--- Given exercise ---
Find each line containing the string "幼儿认识光和影子的关系". Copy it.
........
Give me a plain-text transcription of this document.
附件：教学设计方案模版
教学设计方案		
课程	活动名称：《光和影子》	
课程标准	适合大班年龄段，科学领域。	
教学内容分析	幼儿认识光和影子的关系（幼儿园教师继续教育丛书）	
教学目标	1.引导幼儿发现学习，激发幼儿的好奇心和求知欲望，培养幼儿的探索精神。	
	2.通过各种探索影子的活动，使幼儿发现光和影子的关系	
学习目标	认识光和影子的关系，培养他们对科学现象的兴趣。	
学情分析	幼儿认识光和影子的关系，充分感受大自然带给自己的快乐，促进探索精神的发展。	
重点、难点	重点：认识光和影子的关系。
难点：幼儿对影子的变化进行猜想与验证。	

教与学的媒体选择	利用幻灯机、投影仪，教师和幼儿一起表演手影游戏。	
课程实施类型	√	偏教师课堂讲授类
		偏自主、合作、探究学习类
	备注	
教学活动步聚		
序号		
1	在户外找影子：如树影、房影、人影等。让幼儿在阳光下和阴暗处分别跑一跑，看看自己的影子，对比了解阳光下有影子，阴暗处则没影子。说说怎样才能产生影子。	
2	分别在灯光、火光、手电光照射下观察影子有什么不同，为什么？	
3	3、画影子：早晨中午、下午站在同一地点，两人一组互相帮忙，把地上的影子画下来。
........
--- Exercise solution ---
教学内容分析	幼儿认识光和影子的关系（幼儿园教师继续教育丛书）	
学情分析	幼儿认识光和影子的关系，充分感受大自然带给自己的快乐，促进探索精神的发展。	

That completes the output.